■ Short exercise
Each line that includes the string "należy" counts once; give the total and nothing else.

=== Material for this exercise ===

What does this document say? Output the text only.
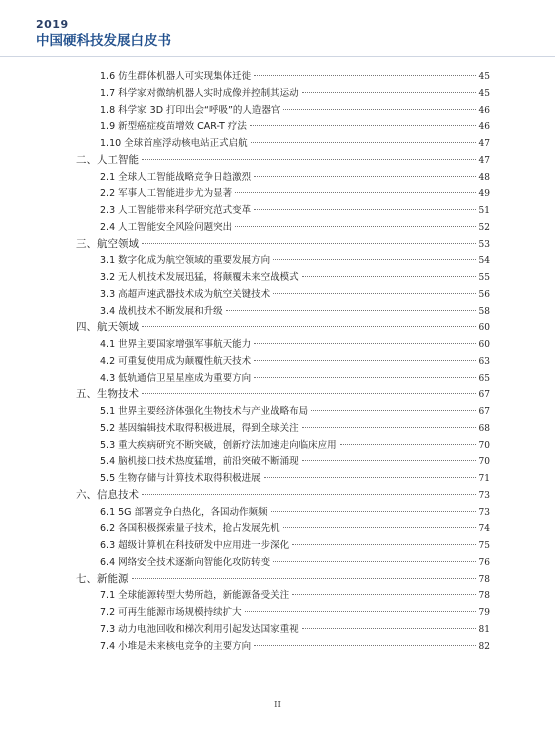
2019
中国硬科技发展白皮书
1.6 仿生群体机器人可实现集体迁徙	45
1.7 科学家对微纳机器人实时成像并控制其运动	45
1.8 科学家 3D 打印出会“呼吸”的人造器官	46
1.9 新型癌症疫苗增效 CAR-T 疗法	46
1.10 全球首座浮动核电站正式启航	47
二、人工智能	47
2.1 全球人工智能战略竞争日趋激烈	48
2.2 军事人工智能进步尤为显著	49
2.3 人工智能带来科学研究范式变革	51
2.4 人工智能安全风险问题突出	52
三、航空领域	53
3.1 数字化成为航空领域的重要发展方向	54
3.2 无人机技术发展迅猛，将颠覆未来空战模式	55
3.3 高超声速武器技术成为航空关键技术	56
3.4 战机技术不断发展和升级	58
四、航天领域	60
4.1 世界主要国家增强军事航天能力	60
4.2 可重复使用成为颠覆性航天技术	63
4.3 低轨通信卫星星座成为重要方向	65
五、生物技术	67
5.1 世界主要经济体强化生物技术与产业战略布局	67
5.2 基因编辑技术取得积极进展，得到全球关注	68
5.3 重大疾病研究不断突破，创新疗法加速走向临床应用	70
5.4 脑机接口技术热度猛增，前沿突破不断涌现	70
5.5 生物存储与计算技术取得积极进展	71
六、信息技术	73
6.1 5G 部署竞争白热化，各国动作频频	73
6.2 各国积极探索量子技术，抢占发展先机	74
6.3 超级计算机在科技研发中应用进一步深化	75
6.4 网络安全技术逐渐向智能化攻防转变	76
七、新能源	78
7.1 全球能源转型大势所趋，新能源备受关注	78
7.2 可再生能源市场规模持续扩大	79
7.3 动力电池回收和梯次利用引起发达国家重视	81
7.4 小堆是未来核电竞争的主要方向	82
II
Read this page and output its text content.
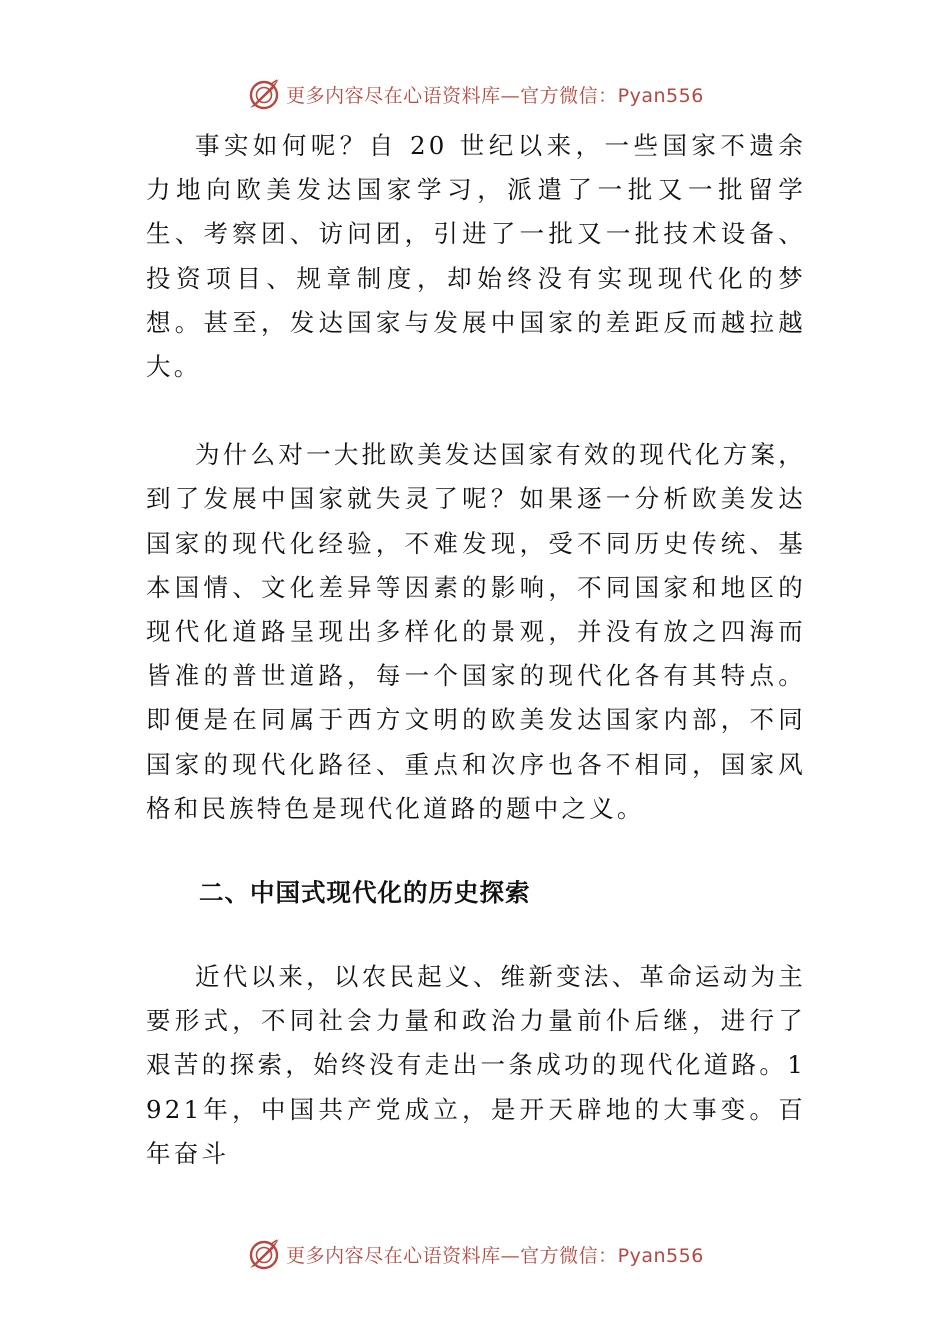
更多内容尽在心语资料库—官方微信：Pyan556

事实如何呢？自 20 世纪以来，一些国家不遗余力地向欧美发达国家学习，派遣了一批又一批留学生、考察团、访问团，引进了一批又一批技术设备、投资项目、规章制度，却始终没有实现现代化的梦想。甚至，发达国家与发展中国家的差距反而越拉越大。

为什么对一大批欧美发达国家有效的现代化方案，到了发展中国家就失灵了呢？如果逐一分析欧美发达国家的现代化经验，不难发现，受不同历史传统、基本国情、文化差异等因素的影响，不同国家和地区的现代化道路呈现出多样化的景观，并没有放之四海而皆准的普世道路，每一个国家的现代化各有其特点。即便是在同属于西方文明的欧美发达国家内部，不同国家的现代化路径、重点和次序也各不相同，国家风格和民族特色是现代化道路的题中之义。

二、中国式现代化的历史探索

近代以来，以农民起义、维新变法、革命运动为主要形式，不同社会力量和政治力量前仆后继，进行了艰苦的探索，始终没有走出一条成功的现代化道路。1921年，中国共产党成立，是开天辟地的大事变。百年奋斗

更多内容尽在心语资料库—官方微信：Pyan556
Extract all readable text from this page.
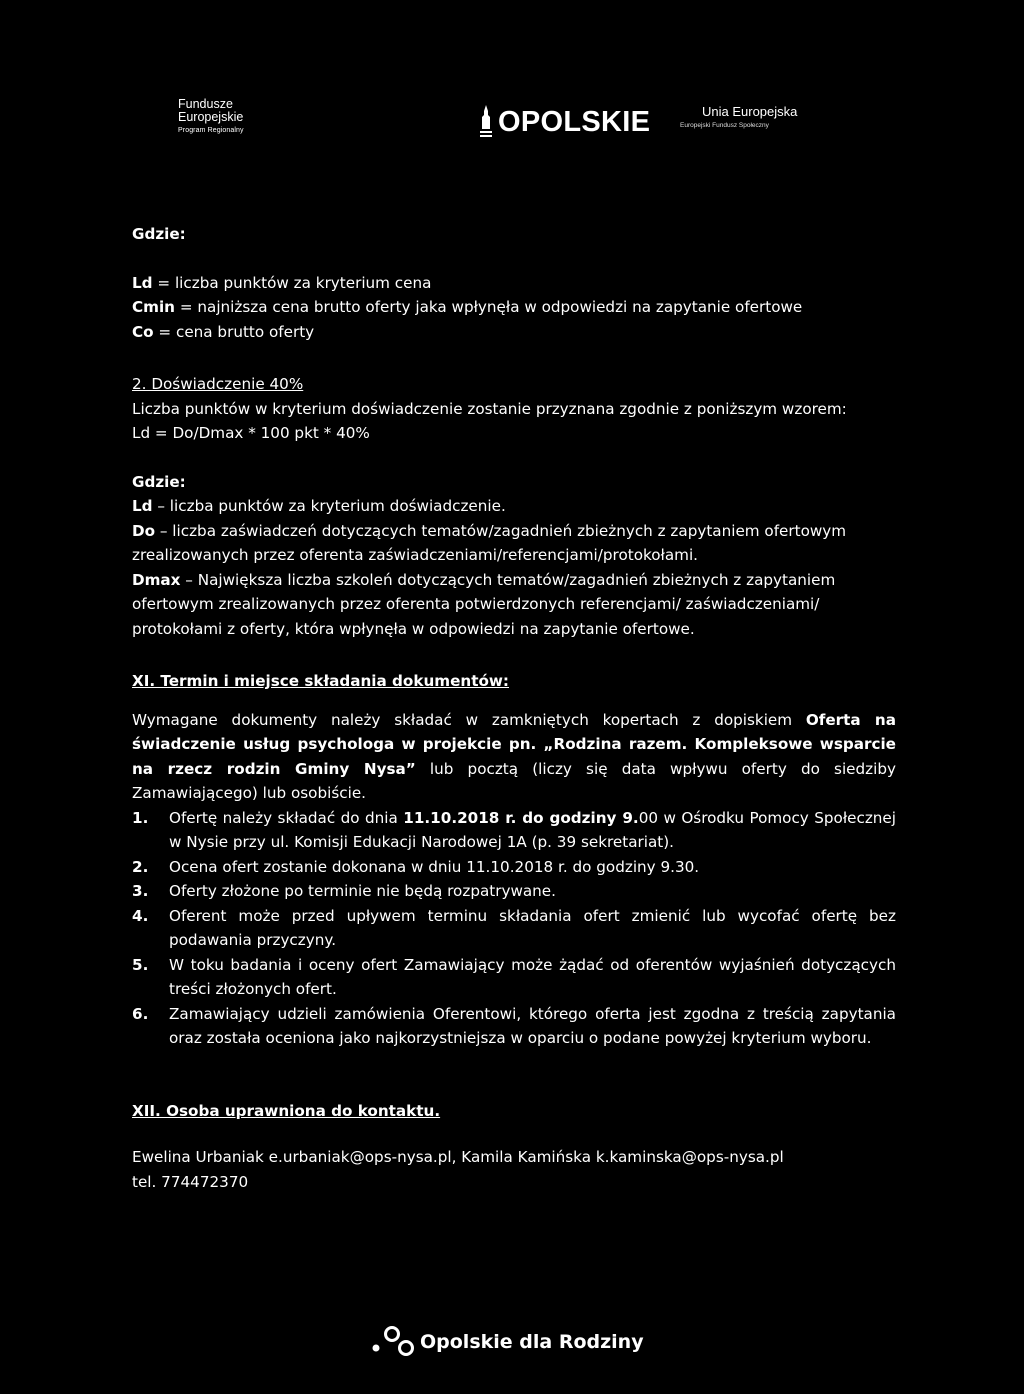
Fundusze
Europejskie
Program Regionalny	OPOLSKIE	Unia Europejska
Europejski Fundusz Społeczny

Gdzie:

Ld = liczba punktów za kryterium cena

Cmin = najniższa cena brutto oferty jaka wpłynęła w odpowiedzi na zapytanie ofertowe

Co = cena brutto oferty

2. Doświadczenie 40%

Liczba punktów w kryterium doświadczenie zostanie przyznana zgodnie z poniższym wzorem:

Ld = Do/Dmax * 100 pkt * 40%

Gdzie:

Ld – liczba punktów za kryterium doświadczenie.

Do – liczba zaświadczeń dotyczących tematów/zagadnień zbieżnych z zapytaniem ofertowym zrealizowanych przez oferenta zaświadczeniami/referencjami/protokołami.

Dmax – Największa liczba szkoleń dotyczących tematów/zagadnień zbieżnych z zapytaniem ofertowym zrealizowanych przez oferenta potwierdzonych referencjami/ zaświadczeniami/ protokołami z oferty, która wpłynęła w odpowiedzi na zapytanie ofertowe.

XI. Termin i miejsce składania dokumentów:

Wymagane dokumenty należy składać w zamkniętych kopertach z dopiskiem Oferta na świadczenie usług psychologa w projekcie pn. „Rodzina razem. Kompleksowe wsparcie na rzecz rodzin Gminy Nysa” lub pocztą (liczy się data wpływu oferty do siedziby Zamawiającego) lub osobiście.

1.	Ofertę należy składać do dnia 11.10.2018 r. do godziny 9.00 w Ośrodku Pomocy Społecznej w Nysie przy ul. Komisji Edukacji Narodowej 1A (p. 39 sekretariat).
2.	Ocena ofert zostanie dokonana w dniu 11.10.2018 r. do godziny 9.30.
3.	Oferty złożone po terminie nie będą rozpatrywane.
4.	Oferent może przed upływem terminu składania ofert zmienić lub wycofać ofertę bez podawania przyczyny.
5.	W toku badania i oceny ofert Zamawiający może żądać od oferentów wyjaśnień dotyczących treści złożonych ofert.
6.	Zamawiający udzieli zamówienia Oferentowi, którego oferta jest zgodna z treścią zapytania oraz została oceniona jako najkorzystniejsza w oparciu o podane powyżej kryterium wyboru.

XII. Osoba uprawniona do kontaktu.

Ewelina Urbaniak e.urbaniak@ops-nysa.pl, Kamila Kamińska k.kaminska@ops-nysa.pl

tel. 774472370

Opolskie dla Rodziny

===

■ Answer to this exercise
2